» INPUT ROWS:

****

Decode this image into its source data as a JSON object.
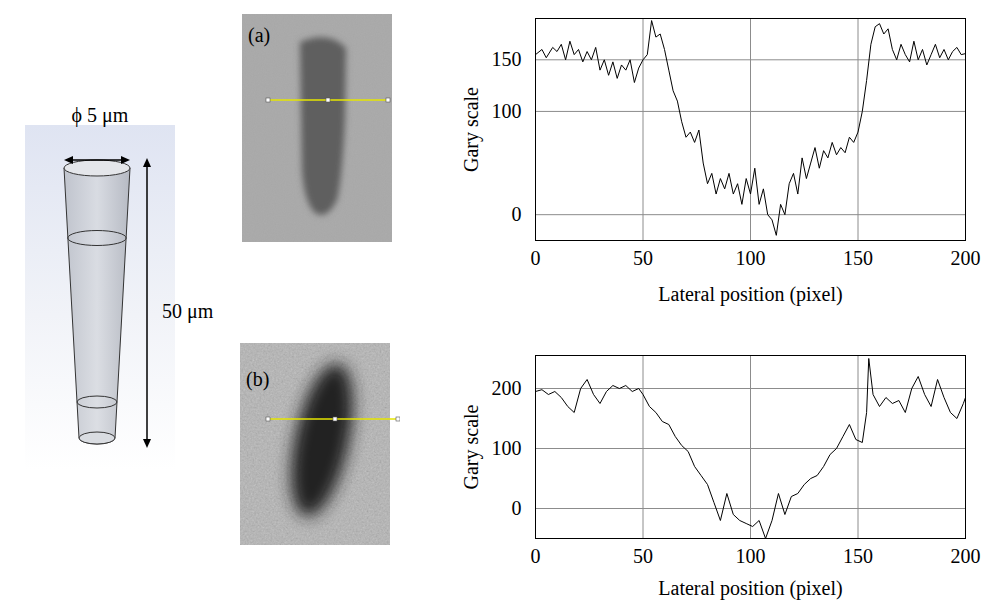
{
  "diagram": {
    "diameter": "ϕ 5 μm",
    "length": "50 μm"
  },
  "images": [
    {
      "label": "(a)"
    },
    {
      "label": "(b)"
    }
  ],
  "chart_data": [
    {
      "type": "line",
      "x_label": "Lateral position (pixel)",
      "y_label": "Gary scale",
      "color": "#000000",
      "grid": true,
      "xlim": [
        0,
        200
      ],
      "xticks": [
        0,
        50,
        100,
        150,
        200
      ],
      "ylim": [
        -25,
        190
      ],
      "yticks": [
        0,
        100,
        150
      ],
      "x": [
        0,
        3,
        5,
        8,
        10,
        12,
        14,
        16,
        18,
        20,
        22,
        24,
        26,
        28,
        30,
        32,
        34,
        36,
        38,
        40,
        42,
        44,
        46,
        48,
        50,
        52,
        54,
        56,
        58,
        60,
        62,
        64,
        66,
        68,
        70,
        72,
        74,
        76,
        78,
        80,
        82,
        84,
        86,
        88,
        90,
        92,
        94,
        96,
        98,
        100,
        102,
        104,
        106,
        108,
        110,
        112,
        114,
        116,
        118,
        120,
        122,
        124,
        126,
        128,
        130,
        132,
        134,
        136,
        138,
        140,
        142,
        144,
        146,
        148,
        150,
        152,
        154,
        156,
        158,
        160,
        162,
        164,
        166,
        168,
        170,
        172,
        174,
        176,
        178,
        180,
        182,
        184,
        186,
        188,
        190,
        192,
        194,
        196,
        198,
        200
      ],
      "values": [
        155,
        160,
        152,
        162,
        158,
        165,
        150,
        168,
        155,
        160,
        148,
        158,
        150,
        162,
        140,
        150,
        135,
        148,
        132,
        145,
        140,
        150,
        128,
        142,
        150,
        155,
        188,
        172,
        175,
        160,
        140,
        120,
        110,
        90,
        75,
        80,
        70,
        82,
        50,
        30,
        40,
        20,
        35,
        25,
        40,
        20,
        30,
        10,
        35,
        20,
        45,
        10,
        25,
        0,
        -5,
        -20,
        10,
        0,
        30,
        40,
        20,
        55,
        35,
        50,
        65,
        45,
        62,
        55,
        70,
        58,
        65,
        60,
        75,
        70,
        80,
        100,
        130,
        165,
        182,
        185,
        175,
        180,
        160,
        150,
        165,
        155,
        148,
        168,
        150,
        160,
        145,
        155,
        165,
        152,
        160,
        150,
        158,
        162,
        155,
        156
      ]
    },
    {
      "type": "line",
      "x_label": "Lateral position (pixel)",
      "y_label": "Gary scale",
      "color": "#000000",
      "grid": true,
      "xlim": [
        0,
        200
      ],
      "xticks": [
        0,
        50,
        100,
        150,
        200
      ],
      "ylim": [
        -50,
        255
      ],
      "yticks": [
        0,
        100,
        200
      ],
      "x": [
        0,
        3,
        6,
        9,
        12,
        15,
        18,
        21,
        24,
        27,
        30,
        33,
        36,
        39,
        42,
        45,
        48,
        50,
        53,
        56,
        59,
        62,
        65,
        68,
        71,
        74,
        77,
        80,
        83,
        86,
        89,
        92,
        95,
        98,
        101,
        104,
        107,
        110,
        113,
        116,
        119,
        122,
        125,
        128,
        131,
        134,
        137,
        140,
        143,
        146,
        149,
        152,
        154,
        155,
        157,
        160,
        163,
        166,
        169,
        172,
        175,
        178,
        181,
        184,
        187,
        190,
        193,
        196,
        199,
        200
      ],
      "values": [
        195,
        198,
        190,
        195,
        185,
        170,
        160,
        200,
        215,
        190,
        175,
        195,
        205,
        200,
        205,
        195,
        200,
        190,
        170,
        160,
        145,
        140,
        120,
        105,
        95,
        70,
        55,
        40,
        10,
        -20,
        25,
        -10,
        -20,
        -25,
        -30,
        -20,
        -50,
        -20,
        25,
        -10,
        20,
        25,
        40,
        50,
        55,
        70,
        90,
        100,
        120,
        140,
        115,
        110,
        160,
        250,
        190,
        170,
        185,
        175,
        180,
        160,
        200,
        220,
        190,
        170,
        215,
        185,
        160,
        150,
        175,
        185
      ]
    }
  ]
}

****

» THE TASK:
Write out the listing above again, exactly, but with no pictures in the copy.

» SOLUTION TO THE EXERCISE:
Decode this image into its source data as a JSON object.
{
  "diagram": {
    "diameter": "ϕ 5 μm",
    "length": "50 μm"
  },
  "images": [
    {
      "label": "(a)"
    },
    {
      "label": "(b)"
    }
  ],
  "chart_data": [
    {
      "type": "line",
      "x_label": "Lateral position (pixel)",
      "y_label": "Gary scale",
      "color": "#000000",
      "grid": true,
      "xlim": [
        0,
        200
      ],
      "xticks": [
        0,
        50,
        100,
        150,
        200
      ],
      "ylim": [
        -25,
        190
      ],
      "yticks": [
        0,
        100,
        150
      ],
      "x": [
        0,
        3,
        5,
        8,
        10,
        12,
        14,
        16,
        18,
        20,
        22,
        24,
        26,
        28,
        30,
        32,
        34,
        36,
        38,
        40,
        42,
        44,
        46,
        48,
        50,
        52,
        54,
        56,
        58,
        60,
        62,
        64,
        66,
        68,
        70,
        72,
        74,
        76,
        78,
        80,
        82,
        84,
        86,
        88,
        90,
        92,
        94,
        96,
        98,
        100,
        102,
        104,
        106,
        108,
        110,
        112,
        114,
        116,
        118,
        120,
        122,
        124,
        126,
        128,
        130,
        132,
        134,
        136,
        138,
        140,
        142,
        144,
        146,
        148,
        150,
        152,
        154,
        156,
        158,
        160,
        162,
        164,
        166,
        168,
        170,
        172,
        174,
        176,
        178,
        180,
        182,
        184,
        186,
        188,
        190,
        192,
        194,
        196,
        198,
        200
      ],
      "values": [
        155,
        160,
        152,
        162,
        158,
        165,
        150,
        168,
        155,
        160,
        148,
        158,
        150,
        162,
        140,
        150,
        135,
        148,
        132,
        145,
        140,
        150,
        128,
        142,
        150,
        155,
        188,
        172,
        175,
        160,
        140,
        120,
        110,
        90,
        75,
        80,
        70,
        82,
        50,
        30,
        40,
        20,
        35,
        25,
        40,
        20,
        30,
        10,
        35,
        20,
        45,
        10,
        25,
        0,
        -5,
        -20,
        10,
        0,
        30,
        40,
        20,
        55,
        35,
        50,
        65,
        45,
        62,
        55,
        70,
        58,
        65,
        60,
        75,
        70,
        80,
        100,
        130,
        165,
        182,
        185,
        175,
        180,
        160,
        150,
        165,
        155,
        148,
        168,
        150,
        160,
        145,
        155,
        165,
        152,
        160,
        150,
        158,
        162,
        155,
        156
      ]
    },
    {
      "type": "line",
      "x_label": "Lateral position (pixel)",
      "y_label": "Gary scale",
      "color": "#000000",
      "grid": true,
      "xlim": [
        0,
        200
      ],
      "xticks": [
        0,
        50,
        100,
        150,
        200
      ],
      "ylim": [
        -50,
        255
      ],
      "yticks": [
        0,
        100,
        200
      ],
      "x": [
        0,
        3,
        6,
        9,
        12,
        15,
        18,
        21,
        24,
        27,
        30,
        33,
        36,
        39,
        42,
        45,
        48,
        50,
        53,
        56,
        59,
        62,
        65,
        68,
        71,
        74,
        77,
        80,
        83,
        86,
        89,
        92,
        95,
        98,
        101,
        104,
        107,
        110,
        113,
        116,
        119,
        122,
        125,
        128,
        131,
        134,
        137,
        140,
        143,
        146,
        149,
        152,
        154,
        155,
        157,
        160,
        163,
        166,
        169,
        172,
        175,
        178,
        181,
        184,
        187,
        190,
        193,
        196,
        199,
        200
      ],
      "values": [
        195,
        198,
        190,
        195,
        185,
        170,
        160,
        200,
        215,
        190,
        175,
        195,
        205,
        200,
        205,
        195,
        200,
        190,
        170,
        160,
        145,
        140,
        120,
        105,
        95,
        70,
        55,
        40,
        10,
        -20,
        25,
        -10,
        -20,
        -25,
        -30,
        -20,
        -50,
        -20,
        25,
        -10,
        20,
        25,
        40,
        50,
        55,
        70,
        90,
        100,
        120,
        140,
        115,
        110,
        160,
        250,
        190,
        170,
        185,
        175,
        180,
        160,
        200,
        220,
        190,
        170,
        215,
        185,
        160,
        150,
        175,
        185
      ]
    }
  ]
}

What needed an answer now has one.